### [WHAT YOU SHOULD DO]
Go to the line that contains "Give me the", then write out that line and all that follow to the end of the listing, exactly and without pictures.

### [EXERCISE MATERIALS]
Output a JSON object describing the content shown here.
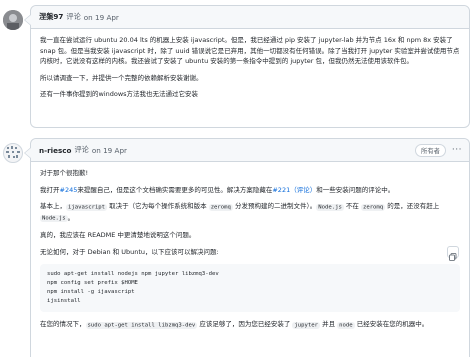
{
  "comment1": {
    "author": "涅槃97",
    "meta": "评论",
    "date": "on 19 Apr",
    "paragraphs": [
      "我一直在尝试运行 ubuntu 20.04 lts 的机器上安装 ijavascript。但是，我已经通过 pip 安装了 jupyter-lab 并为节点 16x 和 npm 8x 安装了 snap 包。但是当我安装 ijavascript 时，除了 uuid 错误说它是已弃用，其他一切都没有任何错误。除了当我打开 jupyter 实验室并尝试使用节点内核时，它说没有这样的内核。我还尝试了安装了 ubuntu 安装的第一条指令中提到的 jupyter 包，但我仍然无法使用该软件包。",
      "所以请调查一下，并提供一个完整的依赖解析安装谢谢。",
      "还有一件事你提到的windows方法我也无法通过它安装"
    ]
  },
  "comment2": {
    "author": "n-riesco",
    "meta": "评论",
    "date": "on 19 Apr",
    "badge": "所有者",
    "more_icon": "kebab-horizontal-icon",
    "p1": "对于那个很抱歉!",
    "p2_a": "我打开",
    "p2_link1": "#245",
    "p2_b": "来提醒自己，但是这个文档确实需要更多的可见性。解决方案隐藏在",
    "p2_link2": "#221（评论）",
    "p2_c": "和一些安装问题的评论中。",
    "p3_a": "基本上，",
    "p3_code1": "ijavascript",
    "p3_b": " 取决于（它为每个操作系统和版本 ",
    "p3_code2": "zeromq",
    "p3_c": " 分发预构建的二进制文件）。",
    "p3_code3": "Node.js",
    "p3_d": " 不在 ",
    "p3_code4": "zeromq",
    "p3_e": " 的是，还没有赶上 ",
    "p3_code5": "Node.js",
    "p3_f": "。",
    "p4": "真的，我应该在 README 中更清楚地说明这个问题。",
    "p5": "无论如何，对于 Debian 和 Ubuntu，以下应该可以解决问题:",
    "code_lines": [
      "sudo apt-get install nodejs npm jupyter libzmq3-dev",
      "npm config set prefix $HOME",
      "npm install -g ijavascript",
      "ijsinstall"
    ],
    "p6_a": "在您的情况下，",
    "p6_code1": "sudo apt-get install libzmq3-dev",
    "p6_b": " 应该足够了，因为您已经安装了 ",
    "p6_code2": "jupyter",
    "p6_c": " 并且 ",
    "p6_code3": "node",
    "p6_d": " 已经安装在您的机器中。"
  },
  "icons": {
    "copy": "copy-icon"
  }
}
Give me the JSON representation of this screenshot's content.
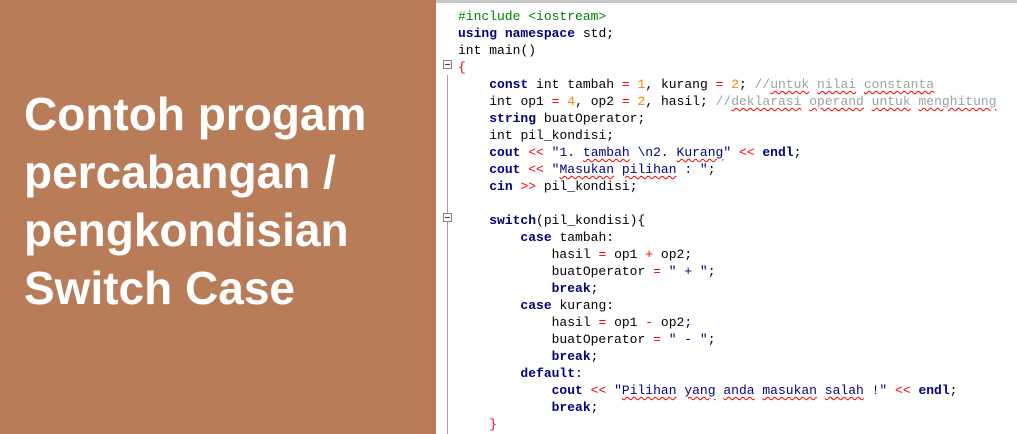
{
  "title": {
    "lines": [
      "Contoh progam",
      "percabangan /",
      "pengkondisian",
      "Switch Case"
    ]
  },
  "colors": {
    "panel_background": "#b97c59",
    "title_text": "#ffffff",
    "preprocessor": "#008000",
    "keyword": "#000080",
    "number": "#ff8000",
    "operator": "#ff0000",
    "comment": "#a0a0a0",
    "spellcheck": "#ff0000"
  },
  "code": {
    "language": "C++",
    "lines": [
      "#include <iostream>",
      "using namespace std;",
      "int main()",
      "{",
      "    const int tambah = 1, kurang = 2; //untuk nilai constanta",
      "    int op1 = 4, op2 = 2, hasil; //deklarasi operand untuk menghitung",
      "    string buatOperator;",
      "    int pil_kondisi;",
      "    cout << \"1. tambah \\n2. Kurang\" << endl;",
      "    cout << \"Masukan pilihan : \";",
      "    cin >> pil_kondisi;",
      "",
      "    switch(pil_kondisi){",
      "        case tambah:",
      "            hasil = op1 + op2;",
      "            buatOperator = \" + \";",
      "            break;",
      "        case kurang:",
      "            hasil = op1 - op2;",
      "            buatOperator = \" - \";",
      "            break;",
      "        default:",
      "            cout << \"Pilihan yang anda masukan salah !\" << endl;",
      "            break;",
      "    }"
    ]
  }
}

### [COMPLETE ANSWER]
Give me the JSON representation of this screenshot's content.
{
  "title": {
    "lines": [
      "Contoh progam",
      "percabangan /",
      "pengkondisian",
      "Switch Case"
    ]
  },
  "colors": {
    "panel_background": "#b97c59",
    "title_text": "#ffffff",
    "preprocessor": "#008000",
    "keyword": "#000080",
    "number": "#ff8000",
    "operator": "#ff0000",
    "comment": "#a0a0a0",
    "spellcheck": "#ff0000"
  },
  "code": {
    "language": "C++",
    "lines": [
      "#include <iostream>",
      "using namespace std;",
      "int main()",
      "{",
      "    const int tambah = 1, kurang = 2; //untuk nilai constanta",
      "    int op1 = 4, op2 = 2, hasil; //deklarasi operand untuk menghitung",
      "    string buatOperator;",
      "    int pil_kondisi;",
      "    cout << \"1. tambah \\n2. Kurang\" << endl;",
      "    cout << \"Masukan pilihan : \";",
      "    cin >> pil_kondisi;",
      "",
      "    switch(pil_kondisi){",
      "        case tambah:",
      "            hasil = op1 + op2;",
      "            buatOperator = \" + \";",
      "            break;",
      "        case kurang:",
      "            hasil = op1 - op2;",
      "            buatOperator = \" - \";",
      "            break;",
      "        default:",
      "            cout << \"Pilihan yang anda masukan salah !\" << endl;",
      "            break;",
      "    }"
    ]
  }
}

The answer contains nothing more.